課題の目的: 下の本文によると、山口大学の消化器内科学における研究活動のモットーは何ですか。

本文:
慈圭病院は、当院の理念、「わが子でも安心して任すことのできる精神科病院」のもと、当事者や家族の皆様一人ひとりを大切にする医療、…病気だけではなく、こころも身体も家庭も、生活全体を支える全人的医療を私たちは目指しています。そして、焦らず、慌てず、諦めず、あるがまま、(その日その日の無事を感謝して)、ありがとう、(「五つの“あ”療法」)の気持で、必ずよい方向へとチームで支えあい、歩んでいるのです。現代は、コロナ禍、世界各地での争い(戦争)、地震や台風などの自然災害や困難が次から次へと押し寄せて来ています。この荒波を、今後とも私たち職員全員でチームとして結束して、乗り越えていく所存です。
当事者一人ひとりを支える医療は休みなく継続しています。安全と安心、人間愛に根ざした心の医療を私たち皆で、和をもって続けていきますので、今後ともよろしくお願いいたします。
7.研究室紹介:山口大学大学院医学系研究科消化器病態内科学
研究・診療・教育の三位一体で挑むTranslational Research ―

( 山口大学大学院医学系研究科消化器病態内科学 )
山口大学大学院医学系研究科(山口大学医学部附属病院)は山口県唯一の特定機能病院として、高度医療を担うと同時に、教育・研究機関としてTranslational Research(橋渡し研究)を推進しています。我々、消化器内科学では「世界に発信する先端医療の創出」と「次世代のClinician-Scientist の育成」を理念とし、未解決の医療課題(Unmet Medical Needs)に応える診断法・治療法の開発に取り組んでいます。
研究活動のモットーは「独自の視点で臨床に還元できる面白い研究をする」ことです。肝硬変再生療法における医師主導治験で、マウス・イヌモデルから臨床研究、治験へと段階を経て、橋渡し研究の実践を重ねてきました。基礎研究では、メダカを用いた肝疾患モデルなど、独自性と発展性を重視し、柔軟な発想と検証を積み重ねています。

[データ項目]

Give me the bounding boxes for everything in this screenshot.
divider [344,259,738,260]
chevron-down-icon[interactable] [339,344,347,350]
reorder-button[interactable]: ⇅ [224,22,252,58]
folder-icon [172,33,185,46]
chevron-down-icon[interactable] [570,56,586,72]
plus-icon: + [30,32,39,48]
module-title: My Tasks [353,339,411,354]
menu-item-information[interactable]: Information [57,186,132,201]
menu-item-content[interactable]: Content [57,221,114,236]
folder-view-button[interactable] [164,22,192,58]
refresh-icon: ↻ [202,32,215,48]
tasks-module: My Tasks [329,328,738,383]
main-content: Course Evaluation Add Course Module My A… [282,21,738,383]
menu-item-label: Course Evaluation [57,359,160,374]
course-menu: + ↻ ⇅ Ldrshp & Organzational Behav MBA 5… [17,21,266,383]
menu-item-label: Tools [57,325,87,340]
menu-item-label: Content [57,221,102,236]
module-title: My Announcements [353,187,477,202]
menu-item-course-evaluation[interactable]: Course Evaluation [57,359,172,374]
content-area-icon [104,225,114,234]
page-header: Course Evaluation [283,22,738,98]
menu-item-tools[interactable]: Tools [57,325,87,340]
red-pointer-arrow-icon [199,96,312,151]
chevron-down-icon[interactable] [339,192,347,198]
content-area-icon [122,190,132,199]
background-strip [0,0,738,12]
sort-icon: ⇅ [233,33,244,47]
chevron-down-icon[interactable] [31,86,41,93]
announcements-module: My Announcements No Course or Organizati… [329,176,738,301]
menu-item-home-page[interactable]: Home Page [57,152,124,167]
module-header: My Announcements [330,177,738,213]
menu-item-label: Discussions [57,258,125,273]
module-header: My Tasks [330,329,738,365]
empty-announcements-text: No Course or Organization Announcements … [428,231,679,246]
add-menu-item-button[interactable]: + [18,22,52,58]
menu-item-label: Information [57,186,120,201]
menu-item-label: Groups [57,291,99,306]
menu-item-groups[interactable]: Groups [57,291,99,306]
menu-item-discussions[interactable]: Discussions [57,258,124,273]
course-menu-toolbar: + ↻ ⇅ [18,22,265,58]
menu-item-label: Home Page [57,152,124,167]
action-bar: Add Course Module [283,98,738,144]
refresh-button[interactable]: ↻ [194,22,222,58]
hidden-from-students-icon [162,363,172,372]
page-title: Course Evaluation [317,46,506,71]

課題への回答: 「独自の視点で臨床に還元できる面白い研究をする」ことです。